▶ **OBJECTIVE**: Return every line of the material exactly.

>> Start THE INPUT

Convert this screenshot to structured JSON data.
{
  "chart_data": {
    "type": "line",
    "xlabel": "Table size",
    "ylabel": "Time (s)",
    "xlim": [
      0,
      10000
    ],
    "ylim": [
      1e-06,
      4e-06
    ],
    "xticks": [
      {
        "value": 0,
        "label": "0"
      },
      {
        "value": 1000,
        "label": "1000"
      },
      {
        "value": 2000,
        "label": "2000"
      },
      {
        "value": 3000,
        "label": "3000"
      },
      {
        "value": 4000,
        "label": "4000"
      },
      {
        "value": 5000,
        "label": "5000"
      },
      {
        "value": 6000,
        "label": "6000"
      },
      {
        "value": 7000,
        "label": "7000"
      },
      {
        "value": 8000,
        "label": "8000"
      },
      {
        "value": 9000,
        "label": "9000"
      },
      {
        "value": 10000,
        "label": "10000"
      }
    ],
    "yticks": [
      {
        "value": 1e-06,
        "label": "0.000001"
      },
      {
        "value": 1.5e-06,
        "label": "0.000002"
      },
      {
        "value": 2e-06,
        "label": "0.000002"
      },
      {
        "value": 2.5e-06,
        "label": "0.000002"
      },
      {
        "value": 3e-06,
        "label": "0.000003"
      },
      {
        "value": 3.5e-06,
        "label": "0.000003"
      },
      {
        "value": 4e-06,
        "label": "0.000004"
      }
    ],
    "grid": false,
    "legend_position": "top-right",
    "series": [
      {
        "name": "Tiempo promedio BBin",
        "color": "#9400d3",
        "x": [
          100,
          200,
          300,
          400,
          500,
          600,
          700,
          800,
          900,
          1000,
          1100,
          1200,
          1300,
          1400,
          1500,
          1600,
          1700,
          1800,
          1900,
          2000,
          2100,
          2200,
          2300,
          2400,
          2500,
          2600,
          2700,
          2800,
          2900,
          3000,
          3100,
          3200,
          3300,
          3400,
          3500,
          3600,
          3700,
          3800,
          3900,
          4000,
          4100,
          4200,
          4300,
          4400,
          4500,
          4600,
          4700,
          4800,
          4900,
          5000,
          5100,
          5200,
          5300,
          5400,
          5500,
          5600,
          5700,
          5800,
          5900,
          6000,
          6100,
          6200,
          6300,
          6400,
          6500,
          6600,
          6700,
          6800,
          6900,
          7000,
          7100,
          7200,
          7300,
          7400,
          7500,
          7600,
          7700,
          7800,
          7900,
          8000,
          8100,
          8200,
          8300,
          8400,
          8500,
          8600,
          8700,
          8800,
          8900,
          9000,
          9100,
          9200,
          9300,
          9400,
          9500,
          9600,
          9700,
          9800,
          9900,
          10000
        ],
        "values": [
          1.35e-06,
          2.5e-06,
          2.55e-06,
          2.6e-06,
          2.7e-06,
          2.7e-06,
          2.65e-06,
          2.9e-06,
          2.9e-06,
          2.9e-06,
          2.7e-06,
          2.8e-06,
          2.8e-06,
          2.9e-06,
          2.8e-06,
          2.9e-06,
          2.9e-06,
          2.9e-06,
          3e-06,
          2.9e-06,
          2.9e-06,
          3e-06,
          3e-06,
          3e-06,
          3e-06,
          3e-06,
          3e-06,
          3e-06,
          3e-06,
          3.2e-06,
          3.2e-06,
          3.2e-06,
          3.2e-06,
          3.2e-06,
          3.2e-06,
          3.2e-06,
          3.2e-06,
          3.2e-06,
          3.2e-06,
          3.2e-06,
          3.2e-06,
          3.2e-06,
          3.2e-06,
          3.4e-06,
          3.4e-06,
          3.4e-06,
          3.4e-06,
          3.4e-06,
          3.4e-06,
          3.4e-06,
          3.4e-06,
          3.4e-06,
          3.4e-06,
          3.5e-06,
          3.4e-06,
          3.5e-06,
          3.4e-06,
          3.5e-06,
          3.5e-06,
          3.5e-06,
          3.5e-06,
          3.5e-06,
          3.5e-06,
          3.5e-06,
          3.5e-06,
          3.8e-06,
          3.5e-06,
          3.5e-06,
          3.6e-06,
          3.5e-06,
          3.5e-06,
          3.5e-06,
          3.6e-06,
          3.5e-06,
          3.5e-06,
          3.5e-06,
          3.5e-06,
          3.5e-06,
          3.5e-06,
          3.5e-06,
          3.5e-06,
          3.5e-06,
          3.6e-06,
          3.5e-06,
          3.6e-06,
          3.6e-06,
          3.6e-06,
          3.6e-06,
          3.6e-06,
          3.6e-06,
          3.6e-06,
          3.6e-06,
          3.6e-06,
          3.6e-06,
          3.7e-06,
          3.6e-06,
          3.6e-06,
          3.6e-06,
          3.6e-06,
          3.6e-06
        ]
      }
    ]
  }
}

>> End THE INPUT

▶ **EXERCISE ANSWER**:
Convert this screenshot to structured JSON data.
{
  "chart_data": {
    "type": "line",
    "xlabel": "Table size",
    "ylabel": "Time (s)",
    "xlim": [
      0,
      10000
    ],
    "ylim": [
      1e-06,
      4e-06
    ],
    "xticks": [
      {
        "value": 0,
        "label": "0"
      },
      {
        "value": 1000,
        "label": "1000"
      },
      {
        "value": 2000,
        "label": "2000"
      },
      {
        "value": 3000,
        "label": "3000"
      },
      {
        "value": 4000,
        "label": "4000"
      },
      {
        "value": 5000,
        "label": "5000"
      },
      {
        "value": 6000,
        "label": "6000"
      },
      {
        "value": 7000,
        "label": "7000"
      },
      {
        "value": 8000,
        "label": "8000"
      },
      {
        "value": 9000,
        "label": "9000"
      },
      {
        "value": 10000,
        "label": "10000"
      }
    ],
    "yticks": [
      {
        "value": 1e-06,
        "label": "0.000001"
      },
      {
        "value": 1.5e-06,
        "label": "0.000002"
      },
      {
        "value": 2e-06,
        "label": "0.000002"
      },
      {
        "value": 2.5e-06,
        "label": "0.000002"
      },
      {
        "value": 3e-06,
        "label": "0.000003"
      },
      {
        "value": 3.5e-06,
        "label": "0.000003"
      },
      {
        "value": 4e-06,
        "label": "0.000004"
      }
    ],
    "grid": false,
    "legend_position": "top-right",
    "series": [
      {
        "name": "Tiempo promedio BBin",
        "color": "#9400d3",
        "x": [
          100,
          200,
          300,
          400,
          500,
          600,
          700,
          800,
          900,
          1000,
          1100,
          1200,
          1300,
          1400,
          1500,
          1600,
          1700,
          1800,
          1900,
          2000,
          2100,
          2200,
          2300,
          2400,
          2500,
          2600,
          2700,
          2800,
          2900,
          3000,
          3100,
          3200,
          3300,
          3400,
          3500,
          3600,
          3700,
          3800,
          3900,
          4000,
          4100,
          4200,
          4300,
          4400,
          4500,
          4600,
          4700,
          4800,
          4900,
          5000,
          5100,
          5200,
          5300,
          5400,
          5500,
          5600,
          5700,
          5800,
          5900,
          6000,
          6100,
          6200,
          6300,
          6400,
          6500,
          6600,
          6700,
          6800,
          6900,
          7000,
          7100,
          7200,
          7300,
          7400,
          7500,
          7600,
          7700,
          7800,
          7900,
          8000,
          8100,
          8200,
          8300,
          8400,
          8500,
          8600,
          8700,
          8800,
          8900,
          9000,
          9100,
          9200,
          9300,
          9400,
          9500,
          9600,
          9700,
          9800,
          9900,
          10000
        ],
        "values": [
          1.35e-06,
          2.5e-06,
          2.55e-06,
          2.6e-06,
          2.7e-06,
          2.7e-06,
          2.65e-06,
          2.9e-06,
          2.9e-06,
          2.9e-06,
          2.7e-06,
          2.8e-06,
          2.8e-06,
          2.9e-06,
          2.8e-06,
          2.9e-06,
          2.9e-06,
          2.9e-06,
          3e-06,
          2.9e-06,
          2.9e-06,
          3e-06,
          3e-06,
          3e-06,
          3e-06,
          3e-06,
          3e-06,
          3e-06,
          3e-06,
          3.2e-06,
          3.2e-06,
          3.2e-06,
          3.2e-06,
          3.2e-06,
          3.2e-06,
          3.2e-06,
          3.2e-06,
          3.2e-06,
          3.2e-06,
          3.2e-06,
          3.2e-06,
          3.2e-06,
          3.2e-06,
          3.4e-06,
          3.4e-06,
          3.4e-06,
          3.4e-06,
          3.4e-06,
          3.4e-06,
          3.4e-06,
          3.4e-06,
          3.4e-06,
          3.4e-06,
          3.5e-06,
          3.4e-06,
          3.5e-06,
          3.4e-06,
          3.5e-06,
          3.5e-06,
          3.5e-06,
          3.5e-06,
          3.5e-06,
          3.5e-06,
          3.5e-06,
          3.5e-06,
          3.8e-06,
          3.5e-06,
          3.5e-06,
          3.6e-06,
          3.5e-06,
          3.5e-06,
          3.5e-06,
          3.6e-06,
          3.5e-06,
          3.5e-06,
          3.5e-06,
          3.5e-06,
          3.5e-06,
          3.5e-06,
          3.5e-06,
          3.5e-06,
          3.5e-06,
          3.6e-06,
          3.5e-06,
          3.6e-06,
          3.6e-06,
          3.6e-06,
          3.6e-06,
          3.6e-06,
          3.6e-06,
          3.6e-06,
          3.6e-06,
          3.6e-06,
          3.6e-06,
          3.7e-06,
          3.6e-06,
          3.6e-06,
          3.6e-06,
          3.6e-06,
          3.6e-06
        ]
      }
    ]
  }
}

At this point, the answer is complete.